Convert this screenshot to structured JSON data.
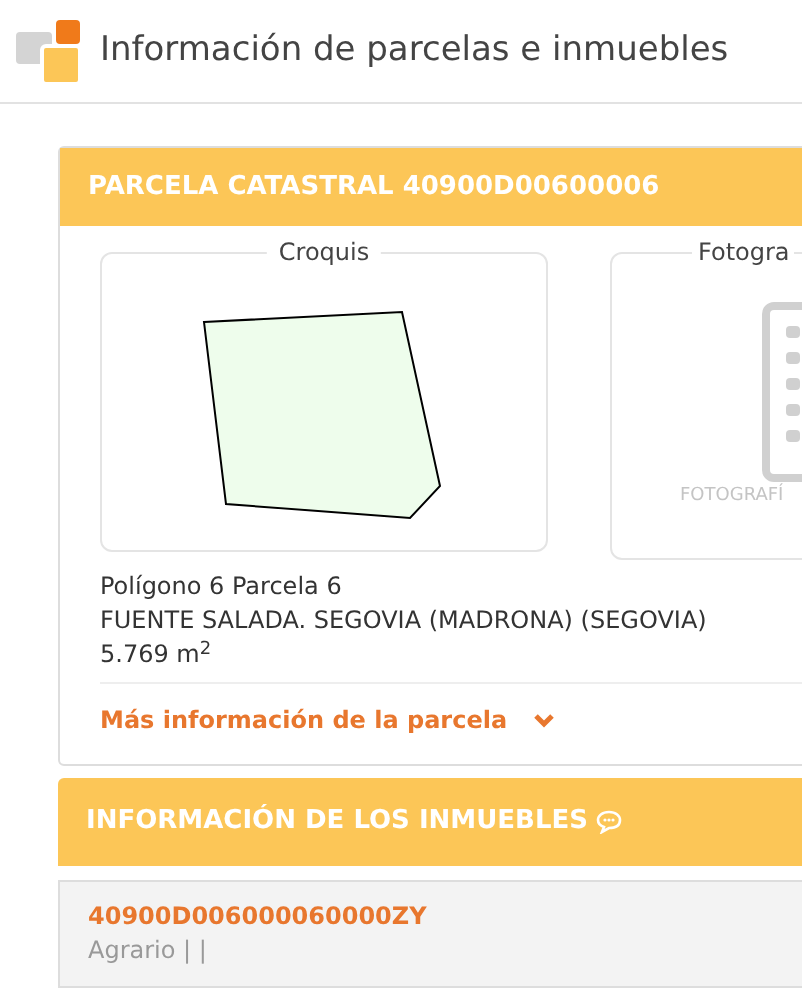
{
  "header": {
    "title": "Información de parcelas e inmuebles"
  },
  "parcel": {
    "title": "PARCELA CATASTRAL 40900D00600006",
    "sketch": {
      "label": "Croquis"
    },
    "photo": {
      "label": "Fotogra",
      "placeholder_text": "FOTOGRAFÍ"
    },
    "lines": [
      "Polígono 6 Parcela 6",
      "FUENTE SALADA. SEGOVIA (MADRONA) (SEGOVIA)",
      "5.769 m$^{2}$"
    ],
    "more_link": {
      "label": "Más información de la parcela",
      "expanded": false
    }
  },
  "properties": {
    "title": "INFORMACIÓN DE LOS INMUEBLES",
    "items": [
      {
        "reference": "40900D006000060000ZY",
        "use": "Agrario | |"
      }
    ]
  }
}
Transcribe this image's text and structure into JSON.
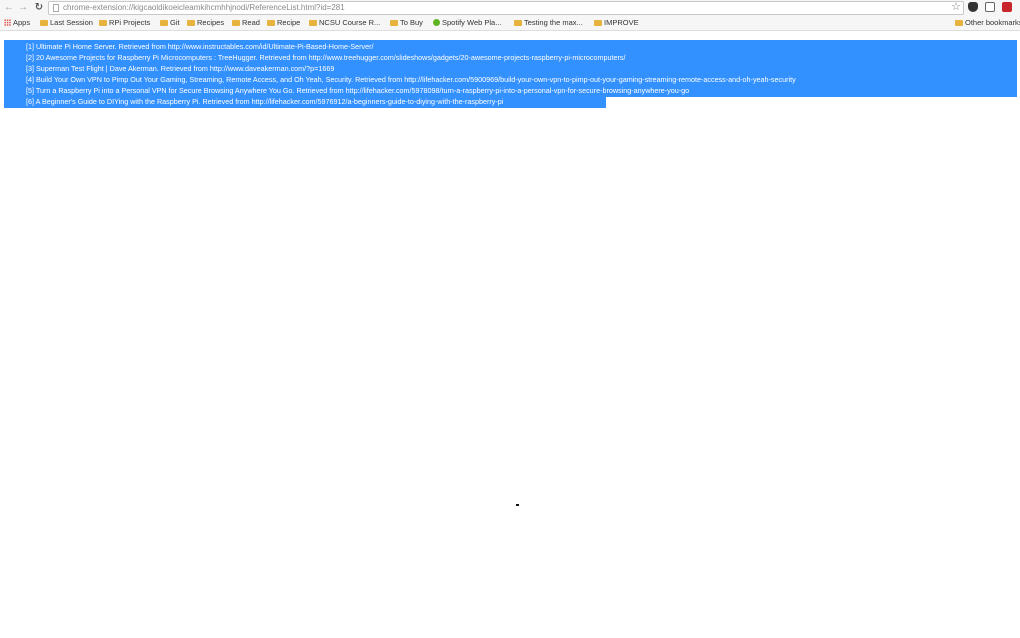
{
  "browser": {
    "url": "chrome-extension://kigcaoldikoeicleamkihcmhhjnodi/ReferenceList.html?id=281",
    "icons": {
      "back": "back-arrow-icon",
      "forward": "forward-arrow-icon",
      "reload": "reload-icon",
      "star": "star-icon"
    }
  },
  "bookmarks": {
    "items": [
      {
        "label": "Apps",
        "icon": "apps-grid-icon"
      },
      {
        "label": "Last Session",
        "icon": "folder-icon"
      },
      {
        "label": "RPi Projects",
        "icon": "folder-icon"
      },
      {
        "label": "Git",
        "icon": "folder-icon"
      },
      {
        "label": "Recipes",
        "icon": "folder-icon"
      },
      {
        "label": "Read",
        "icon": "folder-icon"
      },
      {
        "label": "Recipe",
        "icon": "folder-icon"
      },
      {
        "label": "NCSU Course R...",
        "icon": "folder-icon"
      },
      {
        "label": "To Buy",
        "icon": "folder-icon"
      },
      {
        "label": "Spotify Web Pla...",
        "icon": "spotify-icon"
      },
      {
        "label": "Testing the max...",
        "icon": "folder-icon"
      },
      {
        "label": "IMPROVE",
        "icon": "folder-icon"
      }
    ],
    "other": "Other bookmarks"
  },
  "references": [
    "[1] Ultimate Pi Home Server. Retrieved from http://www.instructables.com/id/Ultimate-Pi-Based-Home-Server/",
    "[2] 20 Awesome Projects for Raspberry Pi Microcomputers : TreeHugger. Retrieved from http://www.treehugger.com/slideshows/gadgets/20-awesome-projects-raspberry-pi-microcomputers/",
    "[3] Superman Test Flight | Dave Akerman. Retrieved from http://www.daveakerman.com/?p=1669",
    "[4] Build Your Own VPN to Pimp Out Your Gaming, Streaming, Remote Access, and Oh Yeah, Security. Retrieved from http://lifehacker.com/5900969/build-your-own-vpn-to-pimp-out-your-gaming-streaming-remote-access-and-oh-yeah-security",
    "[5] Turn a Raspberry Pi into a Personal VPN for Secure Browsing Anywhere You Go. Retrieved from http://lifehacker.com/5978098/turn-a-raspberry-pi-into-a-personal-vpn-for-secure-browsing-anywhere-you-go",
    "[6] A Beginner's Guide to DIYing with the Raspberry Pi. Retrieved from http://lifehacker.com/5976912/a-beginners-guide-to-diying-with-the-raspberry-pi"
  ],
  "colors": {
    "selection": "#3390ff",
    "selection_text": "#ffffff",
    "folder": "#e8b33c"
  }
}
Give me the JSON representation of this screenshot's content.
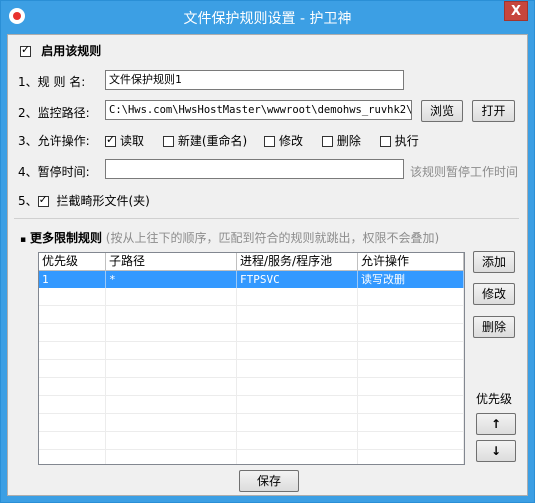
{
  "window": {
    "title": "文件保护规则设置 - 护卫神",
    "close_label": "X"
  },
  "enable": {
    "label": "启用该规则",
    "checked": true
  },
  "rule_name": {
    "label": "1、规 则 名:",
    "value": "文件保护规则1"
  },
  "monitor_path": {
    "label": "2、监控路径:",
    "value": "C:\\Hws.com\\HwsHostMaster\\wwwroot\\demohws_ruvhk2\\*",
    "browse_label": "浏览",
    "open_label": "打开"
  },
  "allowed_ops": {
    "label": "3、允许操作:",
    "options": [
      {
        "label": "读取",
        "checked": true
      },
      {
        "label": "新建(重命名)",
        "checked": false
      },
      {
        "label": "修改",
        "checked": false
      },
      {
        "label": "删除",
        "checked": false
      },
      {
        "label": "执行",
        "checked": false
      }
    ]
  },
  "pause_time": {
    "label": "4、暂停时间:",
    "value": "",
    "hint": "该规则暂停工作时间"
  },
  "block_deformed": {
    "prefix": "5、",
    "label": "拦截畸形文件(夹)",
    "checked": true
  },
  "more_rules": {
    "title": "更多限制规则",
    "hint": "(按从上往下的顺序，匹配到符合的规则就跳出，权限不会叠加)",
    "columns": [
      "优先级",
      "子路径",
      "进程/服务/程序池",
      "允许操作"
    ],
    "rows": [
      {
        "priority": "1",
        "subpath": "*",
        "process": "FTPSVC",
        "ops": "读写改删"
      }
    ],
    "add_label": "添加",
    "edit_label": "修改",
    "delete_label": "删除",
    "priority_label": "优先级",
    "up_label": "↑",
    "down_label": "↓"
  },
  "save_label": "保存"
}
----------------
**EXERCISE BRIEF:**
All of the entries need to be transcribed word for word; pictures are left out.

**WORKED SOLUTION:**
Convert this screenshot to structured JSON data.
{
  "header": {
    "title": "Información de parcelas e inmuebles"
  },
  "parcel": {
    "title": "PARCELA CATASTRAL 40900D00600006",
    "sketch": {
      "label": "Croquis"
    },
    "photo": {
      "label": "Fotogra",
      "placeholder_text": "FOTOGRAFÍ"
    },
    "lines": [
      "Polígono 6 Parcela 6",
      "FUENTE SALADA. SEGOVIA (MADRONA) (SEGOVIA)",
      "5.769 m$^{2}$"
    ],
    "more_link": {
      "label": "Más información de la parcela",
      "expanded": false
    }
  },
  "properties": {
    "title": "INFORMACIÓN DE LOS INMUEBLES",
    "items": [
      {
        "reference": "40900D006000060000ZY",
        "use": "Agrario | |"
      }
    ]
  }
}
Transcribe this image's text and structure into JSON.
{
  "browser": {
    "url": "chrome-extension://kigcaoldikoeicleamkihcmhhjnodi/ReferenceList.html?id=281",
    "icons": {
      "back": "back-arrow-icon",
      "forward": "forward-arrow-icon",
      "reload": "reload-icon",
      "star": "star-icon"
    }
  },
  "bookmarks": {
    "items": [
      {
        "label": "Apps",
        "icon": "apps-grid-icon"
      },
      {
        "label": "Last Session",
        "icon": "folder-icon"
      },
      {
        "label": "RPi Projects",
        "icon": "folder-icon"
      },
      {
        "label": "Git",
        "icon": "folder-icon"
      },
      {
        "label": "Recipes",
        "icon": "folder-icon"
      },
      {
        "label": "Read",
        "icon": "folder-icon"
      },
      {
        "label": "Recipe",
        "icon": "folder-icon"
      },
      {
        "label": "NCSU Course R...",
        "icon": "folder-icon"
      },
      {
        "label": "To Buy",
        "icon": "folder-icon"
      },
      {
        "label": "Spotify Web Pla...",
        "icon": "spotify-icon"
      },
      {
        "label": "Testing the max...",
        "icon": "folder-icon"
      },
      {
        "label": "IMPROVE",
        "icon": "folder-icon"
      }
    ],
    "other": "Other bookmarks"
  },
  "references": [
    "[1] Ultimate Pi Home Server. Retrieved from http://www.instructables.com/id/Ultimate-Pi-Based-Home-Server/",
    "[2] 20 Awesome Projects for Raspberry Pi Microcomputers : TreeHugger. Retrieved from http://www.treehugger.com/slideshows/gadgets/20-awesome-projects-raspberry-pi-microcomputers/",
    "[3] Superman Test Flight | Dave Akerman. Retrieved from http://www.daveakerman.com/?p=1669",
    "[4] Build Your Own VPN to Pimp Out Your Gaming, Streaming, Remote Access, and Oh Yeah, Security. Retrieved from http://lifehacker.com/5900969/build-your-own-vpn-to-pimp-out-your-gaming-streaming-remote-access-and-oh-yeah-security",
    "[5] Turn a Raspberry Pi into a Personal VPN for Secure Browsing Anywhere You Go. Retrieved from http://lifehacker.com/5978098/turn-a-raspberry-pi-into-a-personal-vpn-for-secure-browsing-anywhere-you-go",
    "[6] A Beginner's Guide to DIYing with the Raspberry Pi. Retrieved from http://lifehacker.com/5976912/a-beginners-guide-to-diying-with-the-raspberry-pi"
  ],
  "colors": {
    "selection": "#3390ff",
    "selection_text": "#ffffff",
    "folder": "#e8b33c"
  }
}
Give me the JSON representation of this screenshot's content.
{
  "window": {
    "title": "文件保护规则设置 - 护卫神",
    "close_label": "X"
  },
  "enable": {
    "label": "启用该规则",
    "checked": true
  },
  "rule_name": {
    "label": "1、规 则 名:",
    "value": "文件保护规则1"
  },
  "monitor_path": {
    "label": "2、监控路径:",
    "value": "C:\\Hws.com\\HwsHostMaster\\wwwroot\\demohws_ruvhk2\\*",
    "browse_label": "浏览",
    "open_label": "打开"
  },
  "allowed_ops": {
    "label": "3、允许操作:",
    "options": [
      {
        "label": "读取",
        "checked": true
      },
      {
        "label": "新建(重命名)",
        "checked": false
      },
      {
        "label": "修改",
        "checked": false
      },
      {
        "label": "删除",
        "checked": false
      },
      {
        "label": "执行",
        "checked": false
      }
    ]
  },
  "pause_time": {
    "label": "4、暂停时间:",
    "value": "",
    "hint": "该规则暂停工作时间"
  },
  "block_deformed": {
    "prefix": "5、",
    "label": "拦截畸形文件(夹)",
    "checked": true
  },
  "more_rules": {
    "title": "更多限制规则",
    "hint": "(按从上往下的顺序，匹配到符合的规则就跳出，权限不会叠加)",
    "columns": [
      "优先级",
      "子路径",
      "进程/服务/程序池",
      "允许操作"
    ],
    "rows": [
      {
        "priority": "1",
        "subpath": "*",
        "process": "FTPSVC",
        "ops": "读写改删"
      }
    ],
    "add_label": "添加",
    "edit_label": "修改",
    "delete_label": "删除",
    "priority_label": "优先级",
    "up_label": "↑",
    "down_label": "↓"
  },
  "save_label": "保存"
}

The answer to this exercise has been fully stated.